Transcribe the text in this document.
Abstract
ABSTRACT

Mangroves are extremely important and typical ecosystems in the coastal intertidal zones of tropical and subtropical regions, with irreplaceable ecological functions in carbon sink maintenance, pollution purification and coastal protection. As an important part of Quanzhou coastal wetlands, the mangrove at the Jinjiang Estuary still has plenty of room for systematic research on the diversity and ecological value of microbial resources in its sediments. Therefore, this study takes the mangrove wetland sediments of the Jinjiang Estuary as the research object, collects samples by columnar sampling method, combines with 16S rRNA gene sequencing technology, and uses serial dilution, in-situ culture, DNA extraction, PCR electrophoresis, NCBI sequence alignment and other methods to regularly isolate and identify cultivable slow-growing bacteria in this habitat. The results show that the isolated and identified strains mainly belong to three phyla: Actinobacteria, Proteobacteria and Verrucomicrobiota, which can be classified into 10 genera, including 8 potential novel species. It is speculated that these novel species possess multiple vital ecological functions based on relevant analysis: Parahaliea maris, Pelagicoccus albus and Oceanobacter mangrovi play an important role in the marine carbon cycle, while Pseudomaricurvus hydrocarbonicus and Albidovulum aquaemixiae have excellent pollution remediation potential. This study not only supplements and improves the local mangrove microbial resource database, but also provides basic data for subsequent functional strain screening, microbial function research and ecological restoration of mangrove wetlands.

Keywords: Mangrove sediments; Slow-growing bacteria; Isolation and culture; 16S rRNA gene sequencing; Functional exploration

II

> [Instructions to follow] Repeat the listing above in full, exactly as given.

> [Exercise output]
Transcribe the text in this document.
Abstract
ABSTRACT

Mangroves are extremely important and typical ecosystems in the coastal intertidal zones of tropical and subtropical regions, with irreplaceable ecological functions in carbon sink maintenance, pollution purification and coastal protection. As an important part of Quanzhou coastal wetlands, the mangrove at the Jinjiang Estuary still has plenty of room for systematic research on the diversity and ecological value of microbial resources in its sediments. Therefore, this study takes the mangrove wetland sediments of the Jinjiang Estuary as the research object, collects samples by columnar sampling method, combines with 16S rRNA gene sequencing technology, and uses serial dilution, in-situ culture, DNA extraction, PCR electrophoresis, NCBI sequence alignment and other methods to regularly isolate and identify cultivable slow-growing bacteria in this habitat. The results show that the isolated and identified strains mainly belong to three phyla: Actinobacteria, Proteobacteria and Verrucomicrobiota, which can be classified into 10 genera, including 8 potential novel species. It is speculated that these novel species possess multiple vital ecological functions based on relevant analysis: Parahaliea maris, Pelagicoccus albus and Oceanobacter mangrovi play an important role in the marine carbon cycle, while Pseudomaricurvus hydrocarbonicus and Albidovulum aquaemixiae have excellent pollution remediation potential. This study not only supplements and improves the local mangrove microbial resource database, but also provides basic data for subsequent functional strain screening, microbial function research and ecological restoration of mangrove wetlands.

Keywords: Mangrove sediments; Slow-growing bacteria; Isolation and culture; 16S rRNA gene sequencing; Functional exploration

II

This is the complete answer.